### Given request
The entries that follow should be written out exactly.

Data records
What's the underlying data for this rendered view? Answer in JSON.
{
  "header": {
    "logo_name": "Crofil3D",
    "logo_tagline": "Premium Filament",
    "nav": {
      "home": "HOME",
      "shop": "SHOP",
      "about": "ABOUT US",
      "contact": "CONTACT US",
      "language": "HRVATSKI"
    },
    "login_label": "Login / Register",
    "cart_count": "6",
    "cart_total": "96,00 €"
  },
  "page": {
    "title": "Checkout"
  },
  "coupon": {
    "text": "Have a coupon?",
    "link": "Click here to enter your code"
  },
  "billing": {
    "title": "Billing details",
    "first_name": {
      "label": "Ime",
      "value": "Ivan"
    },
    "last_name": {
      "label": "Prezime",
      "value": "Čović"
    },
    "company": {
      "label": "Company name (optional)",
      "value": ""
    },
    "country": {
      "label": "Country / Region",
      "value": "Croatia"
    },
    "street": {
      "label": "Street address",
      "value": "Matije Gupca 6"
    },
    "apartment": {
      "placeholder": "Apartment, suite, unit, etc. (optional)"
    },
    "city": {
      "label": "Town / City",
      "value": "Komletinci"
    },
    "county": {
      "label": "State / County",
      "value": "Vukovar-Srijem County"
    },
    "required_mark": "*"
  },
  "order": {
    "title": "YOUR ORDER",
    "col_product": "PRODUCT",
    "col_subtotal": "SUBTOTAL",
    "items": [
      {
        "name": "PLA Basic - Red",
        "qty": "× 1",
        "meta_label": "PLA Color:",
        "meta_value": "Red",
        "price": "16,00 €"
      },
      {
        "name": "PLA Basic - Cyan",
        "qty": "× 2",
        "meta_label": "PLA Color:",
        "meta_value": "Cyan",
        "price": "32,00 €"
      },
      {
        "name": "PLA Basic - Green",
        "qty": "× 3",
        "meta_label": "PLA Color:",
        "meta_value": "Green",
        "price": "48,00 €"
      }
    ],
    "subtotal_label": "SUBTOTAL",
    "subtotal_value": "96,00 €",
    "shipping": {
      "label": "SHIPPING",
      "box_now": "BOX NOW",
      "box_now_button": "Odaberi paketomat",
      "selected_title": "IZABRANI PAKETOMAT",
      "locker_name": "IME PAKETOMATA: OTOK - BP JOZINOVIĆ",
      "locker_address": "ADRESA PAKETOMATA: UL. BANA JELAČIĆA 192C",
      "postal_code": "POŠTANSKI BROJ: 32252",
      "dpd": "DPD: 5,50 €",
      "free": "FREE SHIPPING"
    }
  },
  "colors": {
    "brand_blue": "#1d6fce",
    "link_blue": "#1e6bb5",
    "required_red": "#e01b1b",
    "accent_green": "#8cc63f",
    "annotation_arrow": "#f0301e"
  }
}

### Output for this exercise
What's the underlying data for this rendered view? Answer in JSON.
{
  "header": {
    "logo_name": "Crofil3D",
    "logo_tagline": "Premium Filament",
    "nav": {
      "home": "HOME",
      "shop": "SHOP",
      "about": "ABOUT US",
      "contact": "CONTACT US",
      "language": "HRVATSKI"
    },
    "login_label": "Login / Register",
    "cart_count": "6",
    "cart_total": "96,00 €"
  },
  "page": {
    "title": "Checkout"
  },
  "coupon": {
    "text": "Have a coupon?",
    "link": "Click here to enter your code"
  },
  "billing": {
    "title": "Billing details",
    "first_name": {
      "label": "Ime",
      "value": "Ivan"
    },
    "last_name": {
      "label": "Prezime",
      "value": "Čović"
    },
    "company": {
      "label": "Company name (optional)",
      "value": ""
    },
    "country": {
      "label": "Country / Region",
      "value": "Croatia"
    },
    "street": {
      "label": "Street address",
      "value": "Matije Gupca 6"
    },
    "apartment": {
      "placeholder": "Apartment, suite, unit, etc. (optional)"
    },
    "city": {
      "label": "Town / City",
      "value": "Komletinci"
    },
    "county": {
      "label": "State / County",
      "value": "Vukovar-Srijem County"
    },
    "required_mark": "*"
  },
  "order": {
    "title": "YOUR ORDER",
    "col_product": "PRODUCT",
    "col_subtotal": "SUBTOTAL",
    "items": [
      {
        "name": "PLA Basic - Red",
        "qty": "× 1",
        "meta_label": "PLA Color:",
        "meta_value": "Red",
        "price": "16,00 €"
      },
      {
        "name": "PLA Basic - Cyan",
        "qty": "× 2",
        "meta_label": "PLA Color:",
        "meta_value": "Cyan",
        "price": "32,00 €"
      },
      {
        "name": "PLA Basic - Green",
        "qty": "× 3",
        "meta_label": "PLA Color:",
        "meta_value": "Green",
        "price": "48,00 €"
      }
    ],
    "subtotal_label": "SUBTOTAL",
    "subtotal_value": "96,00 €",
    "shipping": {
      "label": "SHIPPING",
      "box_now": "BOX NOW",
      "box_now_button": "Odaberi paketomat",
      "selected_title": "IZABRANI PAKETOMAT",
      "locker_name": "IME PAKETOMATA: OTOK - BP JOZINOVIĆ",
      "locker_address": "ADRESA PAKETOMATA: UL. BANA JELAČIĆA 192C",
      "postal_code": "POŠTANSKI BROJ: 32252",
      "dpd": "DPD: 5,50 €",
      "free": "FREE SHIPPING"
    }
  },
  "colors": {
    "brand_blue": "#1d6fce",
    "link_blue": "#1e6bb5",
    "required_red": "#e01b1b",
    "accent_green": "#8cc63f",
    "annotation_arrow": "#f0301e"
  }
}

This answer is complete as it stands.